- _Required task_: Records follow. Pull out every line that contains "color".

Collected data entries
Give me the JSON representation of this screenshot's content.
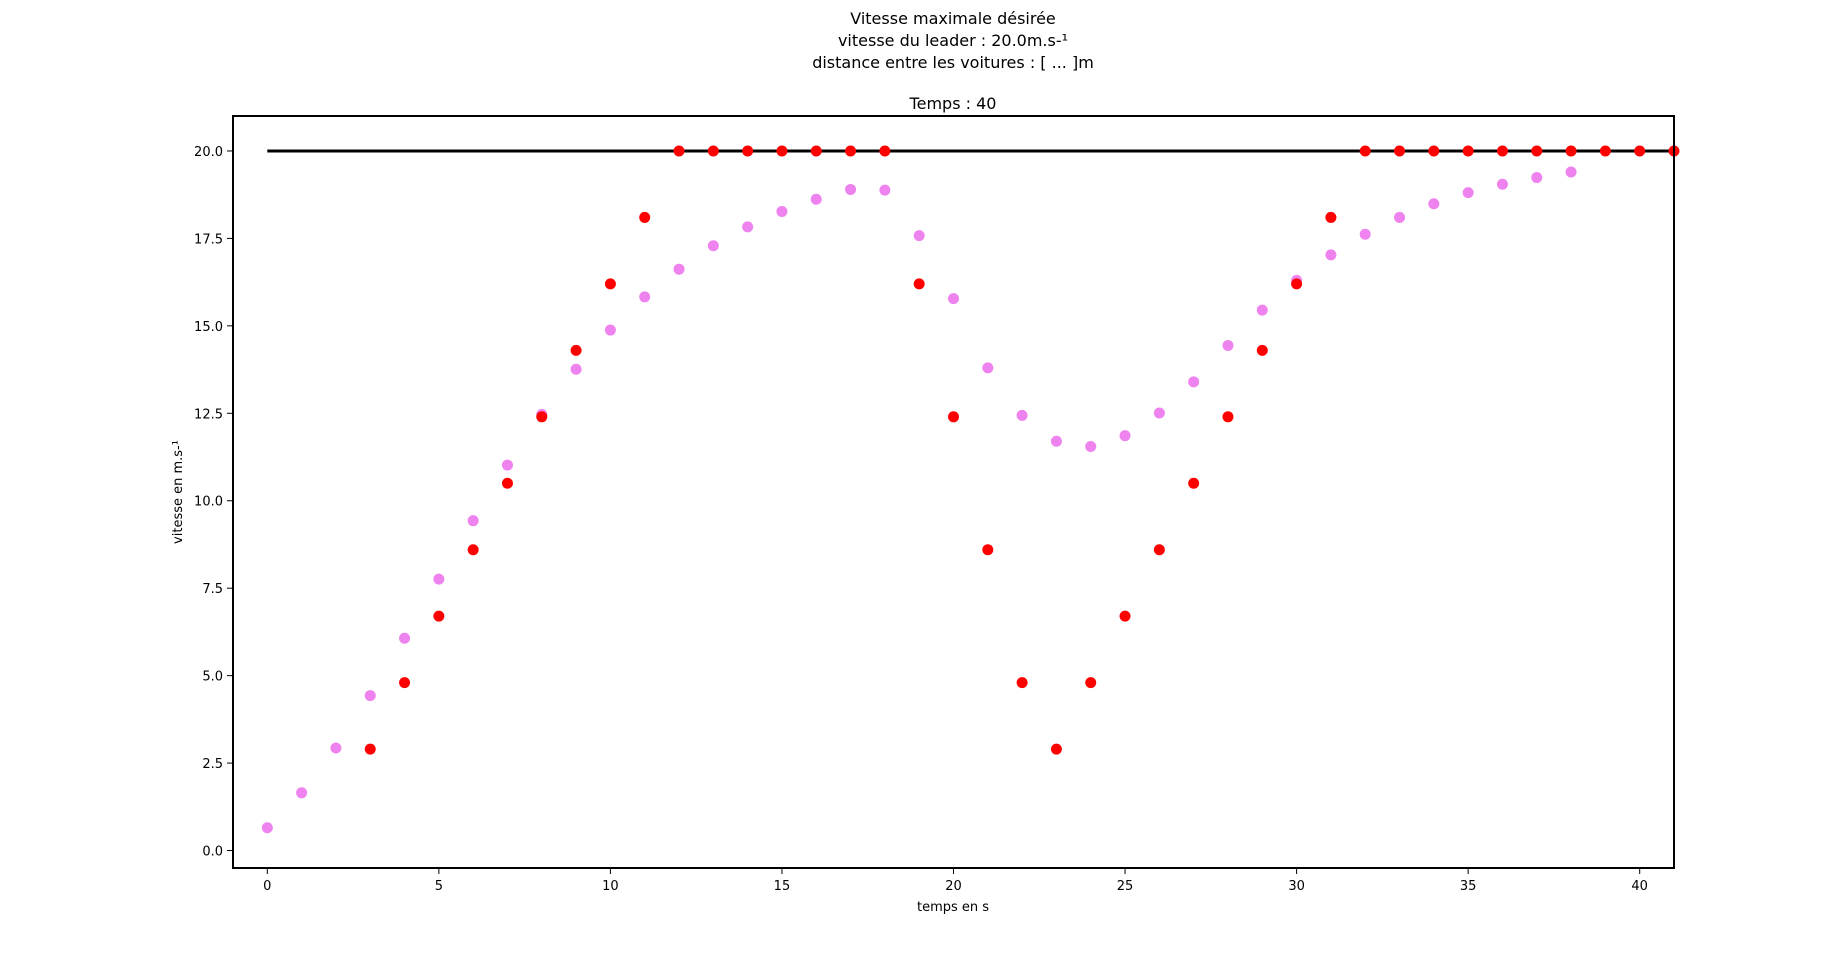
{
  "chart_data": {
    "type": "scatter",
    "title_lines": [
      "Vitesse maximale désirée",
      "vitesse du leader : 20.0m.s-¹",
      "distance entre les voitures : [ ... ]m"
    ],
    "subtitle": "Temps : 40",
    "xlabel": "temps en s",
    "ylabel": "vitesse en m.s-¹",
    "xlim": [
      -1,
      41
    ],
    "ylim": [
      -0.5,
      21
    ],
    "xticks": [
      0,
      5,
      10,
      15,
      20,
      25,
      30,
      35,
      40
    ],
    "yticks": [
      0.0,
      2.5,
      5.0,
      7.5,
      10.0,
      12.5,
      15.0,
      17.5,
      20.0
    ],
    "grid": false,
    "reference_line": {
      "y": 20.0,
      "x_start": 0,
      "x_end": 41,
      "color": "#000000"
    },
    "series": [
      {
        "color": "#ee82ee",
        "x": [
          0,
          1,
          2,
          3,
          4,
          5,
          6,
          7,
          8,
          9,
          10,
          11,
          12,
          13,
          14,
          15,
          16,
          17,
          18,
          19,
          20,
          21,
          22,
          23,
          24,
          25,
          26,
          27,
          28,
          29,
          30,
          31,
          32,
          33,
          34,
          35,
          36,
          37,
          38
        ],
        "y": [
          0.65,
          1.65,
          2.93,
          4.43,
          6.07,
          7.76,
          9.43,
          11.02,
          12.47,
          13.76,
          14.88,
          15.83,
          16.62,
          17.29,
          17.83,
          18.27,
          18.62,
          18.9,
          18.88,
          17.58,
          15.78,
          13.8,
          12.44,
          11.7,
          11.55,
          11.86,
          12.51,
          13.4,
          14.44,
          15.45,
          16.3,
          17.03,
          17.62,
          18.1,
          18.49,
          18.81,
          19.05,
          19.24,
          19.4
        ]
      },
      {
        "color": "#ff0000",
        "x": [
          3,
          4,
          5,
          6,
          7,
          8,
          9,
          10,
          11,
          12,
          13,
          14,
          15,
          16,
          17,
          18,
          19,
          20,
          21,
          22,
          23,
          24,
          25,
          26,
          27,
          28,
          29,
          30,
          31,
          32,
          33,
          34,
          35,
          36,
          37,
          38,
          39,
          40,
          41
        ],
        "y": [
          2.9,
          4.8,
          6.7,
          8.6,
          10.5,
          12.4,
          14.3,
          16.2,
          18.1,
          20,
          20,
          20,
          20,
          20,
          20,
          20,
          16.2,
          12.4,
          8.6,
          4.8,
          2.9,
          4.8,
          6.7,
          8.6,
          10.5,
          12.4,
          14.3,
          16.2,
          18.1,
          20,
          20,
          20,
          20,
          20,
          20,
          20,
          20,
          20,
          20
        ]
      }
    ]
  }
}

- _Written response_:
      "color": "#000000"
        "color": "#ee82ee",
        "color": "#ff0000",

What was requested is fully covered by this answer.